◆ **Vorliegender Text**
┄┄┄┄┄┄
Sitz des Unternehmens ist Pliezhausen nördlich von Reutlingen in Baden-Württemberg. In der Region sitzen auch viele Kunden. Wobei der Ort nicht so wichtig ist. Ein Teil der Beschäftigten arbeitet im Großraum Stuttgart, einer in Berlin, andere sind über Europa verstreut. Es geht schließlich nicht darum, alle immer im Blick zu haben, sondern ein effizientes Produkt zu liefern. Mehr als 20 Personen arbeiten derzeit für Partscloud, Tendenz stark wachsend.
┄┄┄┄┄┄
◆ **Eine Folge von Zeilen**
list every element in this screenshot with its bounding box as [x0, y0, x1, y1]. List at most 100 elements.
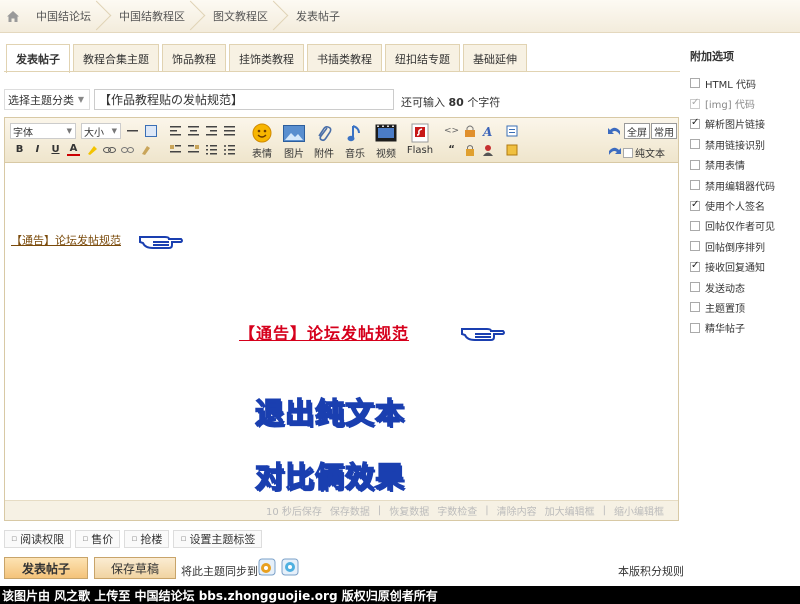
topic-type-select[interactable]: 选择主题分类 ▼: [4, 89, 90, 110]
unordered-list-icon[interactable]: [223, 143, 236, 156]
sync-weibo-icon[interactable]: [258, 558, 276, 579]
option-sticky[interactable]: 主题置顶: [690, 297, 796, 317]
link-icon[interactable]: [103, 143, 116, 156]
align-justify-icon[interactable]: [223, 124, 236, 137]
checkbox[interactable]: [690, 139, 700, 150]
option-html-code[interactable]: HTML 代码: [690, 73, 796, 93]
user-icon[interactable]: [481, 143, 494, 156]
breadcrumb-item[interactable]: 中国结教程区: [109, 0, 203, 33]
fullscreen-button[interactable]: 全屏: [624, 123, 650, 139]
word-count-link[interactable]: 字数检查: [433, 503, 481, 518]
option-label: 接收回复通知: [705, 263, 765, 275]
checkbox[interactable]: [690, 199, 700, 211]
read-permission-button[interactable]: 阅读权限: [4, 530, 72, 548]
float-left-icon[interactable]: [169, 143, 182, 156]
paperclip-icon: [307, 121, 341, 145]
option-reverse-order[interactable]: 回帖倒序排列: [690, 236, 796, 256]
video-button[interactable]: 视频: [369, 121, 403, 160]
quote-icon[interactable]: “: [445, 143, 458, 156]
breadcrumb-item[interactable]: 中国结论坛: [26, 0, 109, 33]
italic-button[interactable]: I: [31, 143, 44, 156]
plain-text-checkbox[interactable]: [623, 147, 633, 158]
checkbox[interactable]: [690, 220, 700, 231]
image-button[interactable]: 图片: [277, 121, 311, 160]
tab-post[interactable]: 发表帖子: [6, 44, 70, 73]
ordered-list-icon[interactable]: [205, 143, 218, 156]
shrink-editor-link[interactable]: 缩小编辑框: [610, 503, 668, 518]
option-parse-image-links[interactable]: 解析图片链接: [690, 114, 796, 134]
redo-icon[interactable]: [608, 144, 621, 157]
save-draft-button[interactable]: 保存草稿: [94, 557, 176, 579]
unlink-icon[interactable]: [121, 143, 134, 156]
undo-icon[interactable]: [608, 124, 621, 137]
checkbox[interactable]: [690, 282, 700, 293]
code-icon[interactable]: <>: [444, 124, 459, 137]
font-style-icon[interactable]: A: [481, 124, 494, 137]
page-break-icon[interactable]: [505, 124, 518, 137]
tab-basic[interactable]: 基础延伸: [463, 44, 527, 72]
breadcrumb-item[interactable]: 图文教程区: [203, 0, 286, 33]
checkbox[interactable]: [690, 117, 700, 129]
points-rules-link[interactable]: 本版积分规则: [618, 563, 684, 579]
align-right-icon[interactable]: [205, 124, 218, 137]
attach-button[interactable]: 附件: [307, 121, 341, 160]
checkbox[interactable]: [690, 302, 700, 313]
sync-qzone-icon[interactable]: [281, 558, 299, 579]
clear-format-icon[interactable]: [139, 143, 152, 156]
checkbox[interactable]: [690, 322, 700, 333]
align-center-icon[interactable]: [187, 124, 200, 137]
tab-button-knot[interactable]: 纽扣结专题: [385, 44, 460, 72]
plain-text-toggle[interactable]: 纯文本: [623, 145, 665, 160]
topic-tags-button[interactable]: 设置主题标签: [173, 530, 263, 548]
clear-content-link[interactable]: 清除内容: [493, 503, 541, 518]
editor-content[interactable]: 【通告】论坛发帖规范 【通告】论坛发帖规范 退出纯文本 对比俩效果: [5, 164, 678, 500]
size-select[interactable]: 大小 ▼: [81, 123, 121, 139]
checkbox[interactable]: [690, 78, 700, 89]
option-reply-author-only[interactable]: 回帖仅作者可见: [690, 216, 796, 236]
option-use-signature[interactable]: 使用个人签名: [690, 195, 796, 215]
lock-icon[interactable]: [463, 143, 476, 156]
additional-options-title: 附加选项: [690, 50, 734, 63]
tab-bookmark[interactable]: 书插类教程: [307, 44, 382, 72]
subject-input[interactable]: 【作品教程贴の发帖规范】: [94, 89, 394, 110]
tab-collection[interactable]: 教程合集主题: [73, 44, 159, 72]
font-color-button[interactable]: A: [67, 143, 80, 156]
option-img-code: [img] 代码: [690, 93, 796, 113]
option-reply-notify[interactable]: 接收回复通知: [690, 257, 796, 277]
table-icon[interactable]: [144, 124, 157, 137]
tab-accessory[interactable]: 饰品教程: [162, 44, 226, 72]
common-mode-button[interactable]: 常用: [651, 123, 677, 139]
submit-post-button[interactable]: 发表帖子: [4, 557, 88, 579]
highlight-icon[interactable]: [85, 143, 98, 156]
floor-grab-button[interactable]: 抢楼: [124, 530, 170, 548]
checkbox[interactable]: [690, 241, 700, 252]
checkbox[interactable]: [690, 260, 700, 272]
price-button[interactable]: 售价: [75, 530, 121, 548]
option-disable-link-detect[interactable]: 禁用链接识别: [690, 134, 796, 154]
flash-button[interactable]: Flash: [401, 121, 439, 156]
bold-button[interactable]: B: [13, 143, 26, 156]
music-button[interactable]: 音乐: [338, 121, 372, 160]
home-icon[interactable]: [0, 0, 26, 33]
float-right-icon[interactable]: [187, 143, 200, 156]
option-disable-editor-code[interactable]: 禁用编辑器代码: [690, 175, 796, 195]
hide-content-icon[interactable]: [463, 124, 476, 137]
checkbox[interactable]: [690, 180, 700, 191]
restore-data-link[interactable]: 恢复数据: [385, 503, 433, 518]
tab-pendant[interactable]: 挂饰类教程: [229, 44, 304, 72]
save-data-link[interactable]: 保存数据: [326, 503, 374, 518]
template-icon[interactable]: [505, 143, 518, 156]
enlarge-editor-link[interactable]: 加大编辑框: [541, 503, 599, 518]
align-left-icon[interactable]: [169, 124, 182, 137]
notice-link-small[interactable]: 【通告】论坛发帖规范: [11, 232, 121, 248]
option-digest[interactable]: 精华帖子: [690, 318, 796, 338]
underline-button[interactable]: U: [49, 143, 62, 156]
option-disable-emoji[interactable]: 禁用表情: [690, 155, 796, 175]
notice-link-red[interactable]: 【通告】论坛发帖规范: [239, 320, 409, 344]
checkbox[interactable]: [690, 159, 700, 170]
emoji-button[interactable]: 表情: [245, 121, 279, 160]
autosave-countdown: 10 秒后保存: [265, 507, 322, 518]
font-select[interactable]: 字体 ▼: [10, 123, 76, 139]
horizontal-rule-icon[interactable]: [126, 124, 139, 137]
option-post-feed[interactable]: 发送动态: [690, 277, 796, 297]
┄┄┄┄┄┄
◆ **Arbeitsanweisung**
Gib bitte aus dem Text über Partscloud alles von „Sitz des Unternehmens“ bis hinunter zu „Tendenz stark wachsend.“ wortgetreu wieder.

◆ **Schriftliche Lösung**
Sitz des Unternehmens ist Pliezhausen nördlich von Reutlingen in Baden-Württemberg. In der Region sitzen auch viele Kunden. Wobei der Ort nicht so wichtig ist. Ein Teil der Beschäftigten arbeitet im Großraum Stuttgart, einer in Berlin, andere sind über Europa verstreut. Es geht schließlich nicht darum, alle immer im Blick zu haben, sondern ein effizientes Produkt zu liefern. Mehr als 20 Personen arbeiten derzeit für Partscloud, Tendenz stark wachsend.